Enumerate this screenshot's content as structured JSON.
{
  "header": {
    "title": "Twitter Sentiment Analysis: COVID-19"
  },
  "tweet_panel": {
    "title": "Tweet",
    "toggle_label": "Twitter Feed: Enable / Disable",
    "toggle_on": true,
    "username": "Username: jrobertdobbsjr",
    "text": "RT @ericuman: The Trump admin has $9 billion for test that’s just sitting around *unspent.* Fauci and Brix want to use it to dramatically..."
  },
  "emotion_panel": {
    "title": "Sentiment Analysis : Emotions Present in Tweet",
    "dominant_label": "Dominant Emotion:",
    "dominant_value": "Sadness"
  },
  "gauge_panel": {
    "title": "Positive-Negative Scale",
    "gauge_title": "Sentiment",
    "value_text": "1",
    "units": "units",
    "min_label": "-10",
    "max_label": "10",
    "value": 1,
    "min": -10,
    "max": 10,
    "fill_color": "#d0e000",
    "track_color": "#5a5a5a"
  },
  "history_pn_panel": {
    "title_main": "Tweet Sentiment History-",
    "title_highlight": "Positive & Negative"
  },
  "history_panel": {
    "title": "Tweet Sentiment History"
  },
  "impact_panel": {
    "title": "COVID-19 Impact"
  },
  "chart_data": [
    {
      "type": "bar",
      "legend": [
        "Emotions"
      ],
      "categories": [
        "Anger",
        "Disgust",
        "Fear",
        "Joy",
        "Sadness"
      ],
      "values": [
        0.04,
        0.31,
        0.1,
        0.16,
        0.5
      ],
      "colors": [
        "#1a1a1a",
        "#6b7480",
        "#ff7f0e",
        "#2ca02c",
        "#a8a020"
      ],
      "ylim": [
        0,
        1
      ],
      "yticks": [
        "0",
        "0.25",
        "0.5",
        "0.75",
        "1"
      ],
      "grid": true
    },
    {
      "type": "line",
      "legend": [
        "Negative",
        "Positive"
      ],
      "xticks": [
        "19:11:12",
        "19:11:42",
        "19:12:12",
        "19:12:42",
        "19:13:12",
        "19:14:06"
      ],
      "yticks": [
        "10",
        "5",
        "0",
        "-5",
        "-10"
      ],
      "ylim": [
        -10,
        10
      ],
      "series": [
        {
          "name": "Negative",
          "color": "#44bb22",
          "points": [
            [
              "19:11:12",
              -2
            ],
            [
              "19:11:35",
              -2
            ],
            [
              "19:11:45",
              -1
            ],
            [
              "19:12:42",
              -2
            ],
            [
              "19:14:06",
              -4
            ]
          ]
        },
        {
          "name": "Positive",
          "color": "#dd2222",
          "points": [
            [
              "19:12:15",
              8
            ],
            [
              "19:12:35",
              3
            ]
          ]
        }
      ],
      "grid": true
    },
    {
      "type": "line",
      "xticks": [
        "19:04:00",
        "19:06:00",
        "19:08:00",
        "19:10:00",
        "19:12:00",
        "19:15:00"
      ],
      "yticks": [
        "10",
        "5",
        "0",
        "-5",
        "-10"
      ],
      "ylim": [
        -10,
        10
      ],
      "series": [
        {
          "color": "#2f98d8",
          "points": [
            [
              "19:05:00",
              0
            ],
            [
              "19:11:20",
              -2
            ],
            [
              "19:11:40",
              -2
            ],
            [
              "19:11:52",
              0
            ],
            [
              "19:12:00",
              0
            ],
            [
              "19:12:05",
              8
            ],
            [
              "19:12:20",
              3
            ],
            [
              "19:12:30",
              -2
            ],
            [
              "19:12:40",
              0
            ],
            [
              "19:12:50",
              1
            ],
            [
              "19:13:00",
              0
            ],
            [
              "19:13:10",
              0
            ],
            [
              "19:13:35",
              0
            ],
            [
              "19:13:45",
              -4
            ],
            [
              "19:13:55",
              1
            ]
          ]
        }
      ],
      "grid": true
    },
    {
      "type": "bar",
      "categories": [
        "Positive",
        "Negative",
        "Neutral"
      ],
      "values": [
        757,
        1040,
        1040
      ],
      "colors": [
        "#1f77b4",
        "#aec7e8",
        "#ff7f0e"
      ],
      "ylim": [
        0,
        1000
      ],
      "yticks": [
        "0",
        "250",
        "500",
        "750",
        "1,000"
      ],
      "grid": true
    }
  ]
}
━━━━
● **AIM**: Print the material verbatim, all of it.

● **SOLUTION**:
Enumerate this screenshot's content as structured JSON.
{
  "header": {
    "title": "Twitter Sentiment Analysis: COVID-19"
  },
  "tweet_panel": {
    "title": "Tweet",
    "toggle_label": "Twitter Feed: Enable / Disable",
    "toggle_on": true,
    "username": "Username: jrobertdobbsjr",
    "text": "RT @ericuman: The Trump admin has $9 billion for test that’s just sitting around *unspent.* Fauci and Brix want to use it to dramatically..."
  },
  "emotion_panel": {
    "title": "Sentiment Analysis : Emotions Present in Tweet",
    "dominant_label": "Dominant Emotion:",
    "dominant_value": "Sadness"
  },
  "gauge_panel": {
    "title": "Positive-Negative Scale",
    "gauge_title": "Sentiment",
    "value_text": "1",
    "units": "units",
    "min_label": "-10",
    "max_label": "10",
    "value": 1,
    "min": -10,
    "max": 10,
    "fill_color": "#d0e000",
    "track_color": "#5a5a5a"
  },
  "history_pn_panel": {
    "title_main": "Tweet Sentiment History-",
    "title_highlight": "Positive & Negative"
  },
  "history_panel": {
    "title": "Tweet Sentiment History"
  },
  "impact_panel": {
    "title": "COVID-19 Impact"
  },
  "chart_data": [
    {
      "type": "bar",
      "legend": [
        "Emotions"
      ],
      "categories": [
        "Anger",
        "Disgust",
        "Fear",
        "Joy",
        "Sadness"
      ],
      "values": [
        0.04,
        0.31,
        0.1,
        0.16,
        0.5
      ],
      "colors": [
        "#1a1a1a",
        "#6b7480",
        "#ff7f0e",
        "#2ca02c",
        "#a8a020"
      ],
      "ylim": [
        0,
        1
      ],
      "yticks": [
        "0",
        "0.25",
        "0.5",
        "0.75",
        "1"
      ],
      "grid": true
    },
    {
      "type": "line",
      "legend": [
        "Negative",
        "Positive"
      ],
      "xticks": [
        "19:11:12",
        "19:11:42",
        "19:12:12",
        "19:12:42",
        "19:13:12",
        "19:14:06"
      ],
      "yticks": [
        "10",
        "5",
        "0",
        "-5",
        "-10"
      ],
      "ylim": [
        -10,
        10
      ],
      "series": [
        {
          "name": "Negative",
          "color": "#44bb22",
          "points": [
            [
              "19:11:12",
              -2
            ],
            [
              "19:11:35",
              -2
            ],
            [
              "19:11:45",
              -1
            ],
            [
              "19:12:42",
              -2
            ],
            [
              "19:14:06",
              -4
            ]
          ]
        },
        {
          "name": "Positive",
          "color": "#dd2222",
          "points": [
            [
              "19:12:15",
              8
            ],
            [
              "19:12:35",
              3
            ]
          ]
        }
      ],
      "grid": true
    },
    {
      "type": "line",
      "xticks": [
        "19:04:00",
        "19:06:00",
        "19:08:00",
        "19:10:00",
        "19:12:00",
        "19:15:00"
      ],
      "yticks": [
        "10",
        "5",
        "0",
        "-5",
        "-10"
      ],
      "ylim": [
        -10,
        10
      ],
      "series": [
        {
          "color": "#2f98d8",
          "points": [
            [
              "19:05:00",
              0
            ],
            [
              "19:11:20",
              -2
            ],
            [
              "19:11:40",
              -2
            ],
            [
              "19:11:52",
              0
            ],
            [
              "19:12:00",
              0
            ],
            [
              "19:12:05",
              8
            ],
            [
              "19:12:20",
              3
            ],
            [
              "19:12:30",
              -2
            ],
            [
              "19:12:40",
              0
            ],
            [
              "19:12:50",
              1
            ],
            [
              "19:13:00",
              0
            ],
            [
              "19:13:10",
              0
            ],
            [
              "19:13:35",
              0
            ],
            [
              "19:13:45",
              -4
            ],
            [
              "19:13:55",
              1
            ]
          ]
        }
      ],
      "grid": true
    },
    {
      "type": "bar",
      "categories": [
        "Positive",
        "Negative",
        "Neutral"
      ],
      "values": [
        757,
        1040,
        1040
      ],
      "colors": [
        "#1f77b4",
        "#aec7e8",
        "#ff7f0e"
      ],
      "ylim": [
        0,
        1000
      ],
      "yticks": [
        "0",
        "250",
        "500",
        "750",
        "1,000"
      ],
      "grid": true
    }
  ]
}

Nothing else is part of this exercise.